| Passage shown |
------------------------------

Remarkably, given the recurring theme of naval misfortune in the exhibition The Arctic, Kuptana’s own paternal grandparents were involved in a latter day hunt for one of the ships lost in during the 19th century British quest for Arctic expansion. In 1973, Kuptana’s grandfather, Ray Creery, a retired Navy captain, was asked by Stuart Hodgson, then Commissioner of the Northwest Territories, to take part in an unofficial probe.  (“Granddad and Stu were neighbours in Yellowknife for six years,” explains James.)The expedition consisted of Hodgson and his wife Pearl, Creery and his wife Pamela, and two others.

“Because my grandfather had been a navigator and had that naval background, this friend of his enlisted him and my grandmother,” explains Kuptana.

After deciding that finding Franklin’s ships, the Terror and the Erebus, was an implausible goal at that time, the group instead tried to look for the lost ship of another British explorer, Captain John Ross. In 1831, after the expedition successfully reached the Magnetic North Pole and having already endured two winters in the ice, Ross and his crew abandoned their ship, the HMS Victory, in Victoria Harbour on the Boothia Peninsula and made their way to Baffin Island, where they were eventually rescued by whalers.

------------------------------

| The data |
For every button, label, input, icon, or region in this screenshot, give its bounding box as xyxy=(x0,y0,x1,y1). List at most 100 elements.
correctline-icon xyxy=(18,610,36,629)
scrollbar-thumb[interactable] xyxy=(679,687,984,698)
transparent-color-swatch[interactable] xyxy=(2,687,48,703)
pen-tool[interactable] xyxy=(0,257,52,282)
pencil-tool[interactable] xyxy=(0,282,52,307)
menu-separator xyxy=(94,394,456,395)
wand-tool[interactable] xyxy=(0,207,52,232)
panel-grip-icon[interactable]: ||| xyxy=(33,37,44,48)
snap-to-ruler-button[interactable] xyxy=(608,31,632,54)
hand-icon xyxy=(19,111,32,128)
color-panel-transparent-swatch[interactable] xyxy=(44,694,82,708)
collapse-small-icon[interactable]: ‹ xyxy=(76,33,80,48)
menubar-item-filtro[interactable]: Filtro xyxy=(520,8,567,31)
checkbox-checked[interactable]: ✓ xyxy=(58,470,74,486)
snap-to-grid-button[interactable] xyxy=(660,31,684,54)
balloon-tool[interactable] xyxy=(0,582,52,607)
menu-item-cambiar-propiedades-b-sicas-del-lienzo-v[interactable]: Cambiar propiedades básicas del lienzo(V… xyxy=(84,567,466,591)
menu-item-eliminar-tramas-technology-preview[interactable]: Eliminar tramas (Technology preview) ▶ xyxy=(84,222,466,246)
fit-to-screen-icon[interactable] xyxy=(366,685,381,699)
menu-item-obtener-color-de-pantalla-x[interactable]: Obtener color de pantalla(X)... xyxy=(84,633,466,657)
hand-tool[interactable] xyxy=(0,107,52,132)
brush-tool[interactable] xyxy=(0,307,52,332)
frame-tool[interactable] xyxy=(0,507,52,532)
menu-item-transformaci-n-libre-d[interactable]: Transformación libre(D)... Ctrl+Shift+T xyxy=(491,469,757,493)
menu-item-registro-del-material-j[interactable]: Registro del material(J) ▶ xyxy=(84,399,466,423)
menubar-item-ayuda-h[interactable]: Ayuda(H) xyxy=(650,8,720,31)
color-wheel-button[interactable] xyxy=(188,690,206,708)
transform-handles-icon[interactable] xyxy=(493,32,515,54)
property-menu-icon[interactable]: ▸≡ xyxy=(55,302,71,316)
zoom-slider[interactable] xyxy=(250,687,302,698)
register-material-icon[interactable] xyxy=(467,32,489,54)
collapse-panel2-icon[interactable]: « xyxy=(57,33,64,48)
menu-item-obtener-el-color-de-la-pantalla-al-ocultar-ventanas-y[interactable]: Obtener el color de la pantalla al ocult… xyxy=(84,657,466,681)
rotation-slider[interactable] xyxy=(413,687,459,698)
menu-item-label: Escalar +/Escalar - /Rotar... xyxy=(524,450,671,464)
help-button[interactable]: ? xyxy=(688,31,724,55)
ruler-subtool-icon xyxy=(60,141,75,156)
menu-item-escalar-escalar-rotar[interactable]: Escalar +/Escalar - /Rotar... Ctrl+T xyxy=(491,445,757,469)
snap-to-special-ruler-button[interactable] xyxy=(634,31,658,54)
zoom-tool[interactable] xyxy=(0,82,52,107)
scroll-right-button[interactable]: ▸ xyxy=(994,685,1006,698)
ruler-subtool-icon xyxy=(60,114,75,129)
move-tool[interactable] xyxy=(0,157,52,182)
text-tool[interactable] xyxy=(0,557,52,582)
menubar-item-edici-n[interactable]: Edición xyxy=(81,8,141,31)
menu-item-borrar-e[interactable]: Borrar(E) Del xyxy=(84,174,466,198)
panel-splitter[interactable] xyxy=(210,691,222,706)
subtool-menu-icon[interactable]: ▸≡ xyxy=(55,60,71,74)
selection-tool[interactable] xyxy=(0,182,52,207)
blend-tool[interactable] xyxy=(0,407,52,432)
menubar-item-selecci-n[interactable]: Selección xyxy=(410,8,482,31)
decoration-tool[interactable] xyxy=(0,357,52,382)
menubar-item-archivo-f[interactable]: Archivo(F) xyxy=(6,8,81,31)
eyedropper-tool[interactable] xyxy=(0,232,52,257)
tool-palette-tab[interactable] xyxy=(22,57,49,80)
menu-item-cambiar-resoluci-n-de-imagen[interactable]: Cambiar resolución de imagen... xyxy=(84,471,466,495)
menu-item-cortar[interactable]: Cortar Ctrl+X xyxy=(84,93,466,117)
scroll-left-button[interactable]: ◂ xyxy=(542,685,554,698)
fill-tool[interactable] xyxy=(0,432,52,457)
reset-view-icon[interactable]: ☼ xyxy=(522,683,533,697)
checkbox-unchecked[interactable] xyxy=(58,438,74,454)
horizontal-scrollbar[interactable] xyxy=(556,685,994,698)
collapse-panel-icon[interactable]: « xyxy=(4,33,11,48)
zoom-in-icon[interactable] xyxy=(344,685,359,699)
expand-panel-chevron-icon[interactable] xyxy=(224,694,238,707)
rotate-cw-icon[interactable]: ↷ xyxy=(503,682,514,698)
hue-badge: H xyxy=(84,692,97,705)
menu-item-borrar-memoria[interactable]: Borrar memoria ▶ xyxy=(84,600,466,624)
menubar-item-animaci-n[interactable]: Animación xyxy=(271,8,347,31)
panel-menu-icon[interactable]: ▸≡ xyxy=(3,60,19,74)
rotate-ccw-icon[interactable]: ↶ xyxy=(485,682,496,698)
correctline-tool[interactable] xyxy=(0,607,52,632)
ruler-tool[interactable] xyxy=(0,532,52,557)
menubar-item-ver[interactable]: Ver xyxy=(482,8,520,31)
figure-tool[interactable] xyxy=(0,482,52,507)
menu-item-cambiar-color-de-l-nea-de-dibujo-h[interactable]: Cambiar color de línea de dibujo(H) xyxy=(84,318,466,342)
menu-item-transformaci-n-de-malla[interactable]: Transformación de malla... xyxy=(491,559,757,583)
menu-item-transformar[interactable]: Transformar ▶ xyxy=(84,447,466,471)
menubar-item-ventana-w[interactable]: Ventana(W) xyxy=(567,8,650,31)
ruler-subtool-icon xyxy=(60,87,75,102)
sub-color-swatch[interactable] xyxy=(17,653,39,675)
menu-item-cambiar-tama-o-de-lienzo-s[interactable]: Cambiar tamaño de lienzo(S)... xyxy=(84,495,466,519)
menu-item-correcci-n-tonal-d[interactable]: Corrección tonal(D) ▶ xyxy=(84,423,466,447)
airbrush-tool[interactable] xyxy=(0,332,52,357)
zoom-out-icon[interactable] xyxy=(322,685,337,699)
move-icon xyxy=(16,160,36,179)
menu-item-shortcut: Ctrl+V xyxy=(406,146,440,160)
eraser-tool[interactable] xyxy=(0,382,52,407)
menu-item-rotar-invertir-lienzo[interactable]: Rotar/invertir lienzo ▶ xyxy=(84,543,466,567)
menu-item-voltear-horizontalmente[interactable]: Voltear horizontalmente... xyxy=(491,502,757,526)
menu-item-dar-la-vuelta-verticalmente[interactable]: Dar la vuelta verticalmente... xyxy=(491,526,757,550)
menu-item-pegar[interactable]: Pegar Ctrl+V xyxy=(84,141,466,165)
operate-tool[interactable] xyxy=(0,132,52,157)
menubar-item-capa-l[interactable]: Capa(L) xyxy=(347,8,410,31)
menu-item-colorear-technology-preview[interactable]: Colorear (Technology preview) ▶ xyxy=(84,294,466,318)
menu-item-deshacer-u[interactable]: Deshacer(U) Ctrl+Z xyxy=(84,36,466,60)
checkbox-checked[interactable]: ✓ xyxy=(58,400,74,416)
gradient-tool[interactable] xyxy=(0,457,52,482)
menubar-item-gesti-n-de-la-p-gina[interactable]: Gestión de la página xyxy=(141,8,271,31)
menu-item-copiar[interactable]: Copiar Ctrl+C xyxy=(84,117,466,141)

------------------------------

| Your task |
Rewrite the stretch of the Arctic ship search passage from "After deciding that" through "rescued by whalers.", putting "unrealistic" in place of "implausible". Work only from the passage about the Arctic ship search.

| Answer to the exercise |
After deciding that finding Franklin’s ships, the Terror and the Erebus, was an unrealistic goal at that time, the group instead tried to look for the lost ship of another British explorer, Captain John Ross. In 1831, after the expedition successfully reached the Magnetic North Pole and having already endured two winters in the ice, Ross and his crew abandoned their ship, the HMS Victory, in Victoria Harbour on the Boothia Peninsula and made their way to Baffin Island, where they were eventually rescued by whalers.